▸ **Problem 1**: The passage on UCM in preterm and term infants names several effects that UCM has been shown to have. List all of them.
▸ **Problem 2**: Pick up the passage on UCM in preterm neonates after its last sentence and continue it.

▸ **Provided passage**:
#####
Many centers worldwide practice UCM, which has been demonstrated to increase hemoglobin, increase blood pressure, and reduce need for transfusions in preterm and term infants50. However, the International Liaison Committee on Resuscitation recommends against UCM for preterm neonates born before 29 weeks’ gestation2. A randomized trial by Katheria et al. compared UCM to DCC in preterm neonates born before 32 weeks and found that the rate of death or severe brain bleeding was similar between groups, 12% and 8% respectively (p=0.16)51. However, UCM was associated with an increased risk of severe brain bleeding in extremely preterm neonates born between 23-27 weeks, and death or severe brain bleeding in preterm neonates born vaginally. These findings, from a multicenter study conducted in HICs, raise concern for similar adverse outcomes in extremely preterm neonates born in LMICs.
#####
▸ **Extracted information**:
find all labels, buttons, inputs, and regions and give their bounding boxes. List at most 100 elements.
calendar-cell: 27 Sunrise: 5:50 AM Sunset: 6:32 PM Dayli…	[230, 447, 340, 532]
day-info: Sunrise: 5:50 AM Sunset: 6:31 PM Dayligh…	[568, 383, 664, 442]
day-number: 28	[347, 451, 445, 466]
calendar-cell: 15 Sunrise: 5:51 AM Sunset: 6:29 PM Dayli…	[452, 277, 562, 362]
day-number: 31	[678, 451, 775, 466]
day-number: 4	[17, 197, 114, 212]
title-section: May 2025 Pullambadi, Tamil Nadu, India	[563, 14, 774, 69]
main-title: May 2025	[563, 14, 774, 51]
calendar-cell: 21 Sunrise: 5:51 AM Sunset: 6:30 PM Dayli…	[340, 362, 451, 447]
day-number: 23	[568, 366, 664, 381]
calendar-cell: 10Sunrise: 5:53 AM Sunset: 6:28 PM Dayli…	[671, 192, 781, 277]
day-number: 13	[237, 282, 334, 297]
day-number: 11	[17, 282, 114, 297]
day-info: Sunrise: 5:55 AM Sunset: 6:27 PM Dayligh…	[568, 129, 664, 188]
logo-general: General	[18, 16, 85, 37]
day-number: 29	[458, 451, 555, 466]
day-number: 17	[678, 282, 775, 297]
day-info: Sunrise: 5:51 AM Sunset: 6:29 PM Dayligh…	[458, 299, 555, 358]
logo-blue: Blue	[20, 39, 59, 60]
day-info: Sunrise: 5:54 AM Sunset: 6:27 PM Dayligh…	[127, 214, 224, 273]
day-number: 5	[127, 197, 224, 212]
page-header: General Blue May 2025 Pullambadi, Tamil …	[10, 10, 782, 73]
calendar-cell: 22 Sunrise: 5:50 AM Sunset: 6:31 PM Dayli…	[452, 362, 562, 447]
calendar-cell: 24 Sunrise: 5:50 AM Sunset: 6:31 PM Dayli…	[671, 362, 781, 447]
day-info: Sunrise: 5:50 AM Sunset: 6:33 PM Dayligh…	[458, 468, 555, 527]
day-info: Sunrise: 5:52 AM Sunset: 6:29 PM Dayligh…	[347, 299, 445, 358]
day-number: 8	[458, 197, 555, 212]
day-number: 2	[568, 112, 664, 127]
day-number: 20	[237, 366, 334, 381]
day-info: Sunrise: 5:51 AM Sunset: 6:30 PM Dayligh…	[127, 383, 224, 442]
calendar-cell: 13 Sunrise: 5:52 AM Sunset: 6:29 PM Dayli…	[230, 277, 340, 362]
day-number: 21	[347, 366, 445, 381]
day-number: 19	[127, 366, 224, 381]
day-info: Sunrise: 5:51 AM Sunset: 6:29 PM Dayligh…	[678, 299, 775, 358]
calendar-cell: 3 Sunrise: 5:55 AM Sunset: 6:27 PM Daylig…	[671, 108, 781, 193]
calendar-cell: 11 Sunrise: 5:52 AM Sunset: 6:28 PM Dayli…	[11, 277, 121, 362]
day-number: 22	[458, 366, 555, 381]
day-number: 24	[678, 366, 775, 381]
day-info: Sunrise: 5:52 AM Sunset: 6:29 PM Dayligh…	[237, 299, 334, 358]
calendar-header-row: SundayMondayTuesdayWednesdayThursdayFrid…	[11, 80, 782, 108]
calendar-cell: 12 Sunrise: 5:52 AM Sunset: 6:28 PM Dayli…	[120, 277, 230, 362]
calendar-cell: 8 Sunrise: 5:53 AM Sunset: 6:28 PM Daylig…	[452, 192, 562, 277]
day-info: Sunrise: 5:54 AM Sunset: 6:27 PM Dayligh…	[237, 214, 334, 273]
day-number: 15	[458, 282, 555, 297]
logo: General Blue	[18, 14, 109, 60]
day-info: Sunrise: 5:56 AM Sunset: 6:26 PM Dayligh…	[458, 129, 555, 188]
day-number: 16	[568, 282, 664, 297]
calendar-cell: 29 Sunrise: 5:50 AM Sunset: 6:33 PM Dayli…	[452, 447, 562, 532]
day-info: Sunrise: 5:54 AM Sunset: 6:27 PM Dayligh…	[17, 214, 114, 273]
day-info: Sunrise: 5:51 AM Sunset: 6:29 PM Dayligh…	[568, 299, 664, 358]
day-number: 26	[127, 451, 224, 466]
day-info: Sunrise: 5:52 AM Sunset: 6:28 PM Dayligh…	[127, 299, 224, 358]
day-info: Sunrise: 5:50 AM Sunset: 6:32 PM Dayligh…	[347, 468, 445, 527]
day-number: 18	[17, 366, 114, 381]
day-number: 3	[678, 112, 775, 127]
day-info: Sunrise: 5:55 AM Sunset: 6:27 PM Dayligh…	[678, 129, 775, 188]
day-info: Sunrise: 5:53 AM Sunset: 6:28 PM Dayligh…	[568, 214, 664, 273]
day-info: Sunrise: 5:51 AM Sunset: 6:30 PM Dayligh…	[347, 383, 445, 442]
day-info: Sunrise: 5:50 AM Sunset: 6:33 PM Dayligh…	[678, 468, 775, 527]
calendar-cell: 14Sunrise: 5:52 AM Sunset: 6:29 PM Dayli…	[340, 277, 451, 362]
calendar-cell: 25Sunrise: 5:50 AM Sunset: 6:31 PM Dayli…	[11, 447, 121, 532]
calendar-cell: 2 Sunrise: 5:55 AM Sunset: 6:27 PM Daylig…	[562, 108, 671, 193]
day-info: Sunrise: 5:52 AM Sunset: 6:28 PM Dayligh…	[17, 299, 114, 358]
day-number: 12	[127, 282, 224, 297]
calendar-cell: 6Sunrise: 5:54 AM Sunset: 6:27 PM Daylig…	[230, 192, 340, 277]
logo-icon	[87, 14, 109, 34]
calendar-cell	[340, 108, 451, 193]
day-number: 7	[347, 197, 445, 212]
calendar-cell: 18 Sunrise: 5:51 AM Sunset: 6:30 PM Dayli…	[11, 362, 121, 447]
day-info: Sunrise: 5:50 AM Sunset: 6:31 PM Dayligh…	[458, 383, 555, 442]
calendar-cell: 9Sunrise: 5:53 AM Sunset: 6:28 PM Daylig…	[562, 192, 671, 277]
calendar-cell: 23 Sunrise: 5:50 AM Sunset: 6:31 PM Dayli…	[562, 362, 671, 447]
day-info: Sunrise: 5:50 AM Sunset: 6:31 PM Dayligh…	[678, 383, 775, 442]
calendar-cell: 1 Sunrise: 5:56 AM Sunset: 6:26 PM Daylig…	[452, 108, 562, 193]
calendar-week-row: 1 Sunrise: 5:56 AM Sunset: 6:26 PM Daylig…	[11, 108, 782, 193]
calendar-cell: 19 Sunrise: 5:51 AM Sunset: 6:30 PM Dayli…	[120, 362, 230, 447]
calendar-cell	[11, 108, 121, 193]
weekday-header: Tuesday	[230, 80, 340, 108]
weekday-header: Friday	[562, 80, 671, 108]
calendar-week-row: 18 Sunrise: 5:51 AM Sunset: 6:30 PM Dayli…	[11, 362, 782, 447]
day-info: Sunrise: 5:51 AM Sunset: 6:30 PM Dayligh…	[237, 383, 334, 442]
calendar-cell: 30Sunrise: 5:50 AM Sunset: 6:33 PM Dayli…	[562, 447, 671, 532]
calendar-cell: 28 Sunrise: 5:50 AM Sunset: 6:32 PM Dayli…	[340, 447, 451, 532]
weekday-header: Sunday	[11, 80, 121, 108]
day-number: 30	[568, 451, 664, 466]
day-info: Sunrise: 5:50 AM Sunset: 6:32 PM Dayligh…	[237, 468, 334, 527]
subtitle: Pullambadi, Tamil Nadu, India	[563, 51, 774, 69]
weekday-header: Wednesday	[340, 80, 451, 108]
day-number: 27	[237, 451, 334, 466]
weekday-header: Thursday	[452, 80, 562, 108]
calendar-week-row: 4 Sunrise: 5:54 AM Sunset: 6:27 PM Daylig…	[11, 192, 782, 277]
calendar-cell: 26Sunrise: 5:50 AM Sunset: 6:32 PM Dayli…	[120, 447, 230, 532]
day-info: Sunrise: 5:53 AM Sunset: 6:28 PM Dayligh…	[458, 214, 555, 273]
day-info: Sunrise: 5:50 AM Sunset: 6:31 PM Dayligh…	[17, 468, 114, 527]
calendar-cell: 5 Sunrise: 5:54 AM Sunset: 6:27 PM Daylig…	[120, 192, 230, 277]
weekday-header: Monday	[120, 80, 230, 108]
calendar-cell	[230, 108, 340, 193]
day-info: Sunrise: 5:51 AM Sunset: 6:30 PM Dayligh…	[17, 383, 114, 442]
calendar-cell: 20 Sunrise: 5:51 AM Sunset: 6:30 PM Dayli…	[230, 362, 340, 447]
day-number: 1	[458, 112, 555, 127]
#####
▸ **Response 1**:
- Increased hemoglobin
- Increased blood pressure
- Reduced need for transfusions

▸ **Response 2**:
Globally, the prevalence of anemia is increased in HIV-positive patients and those with AIDS52. Since antiretroviral drugs for mothers living with HIV and postnatal prophylaxis in newborns can result in neonatal anemia, DCC at birth may reduce the risk for anemia by enhancing iron stores. WHO guidelines recommend DCC for at least 1–3 minutes among women living with HIV4. Antiretroviral therapy should be given to women living with HIV and their newborns to prevent the transmission of HIV from the mother to the child.

Limited research is available regarding DCC and the risk of vertical transmission from mothers with HIV to their newborns. A randomized study conducted at the University of Milan, Italy, which included 64 mother–newborn dyads, assessed the safety of DCC (120 seconds) versus ECC (<30 seconds) in term infants delivered by planned cesarean to mothers on stable antiretroviral therapy53. In this study, none of the infants had positive HIV–polymerase chain reaction from birth through 18 months of age. While infants who received DCC had significantly higher mean hemoglobin concentrations at 24 hours and 1 month of age, no long-term outcomes were reported.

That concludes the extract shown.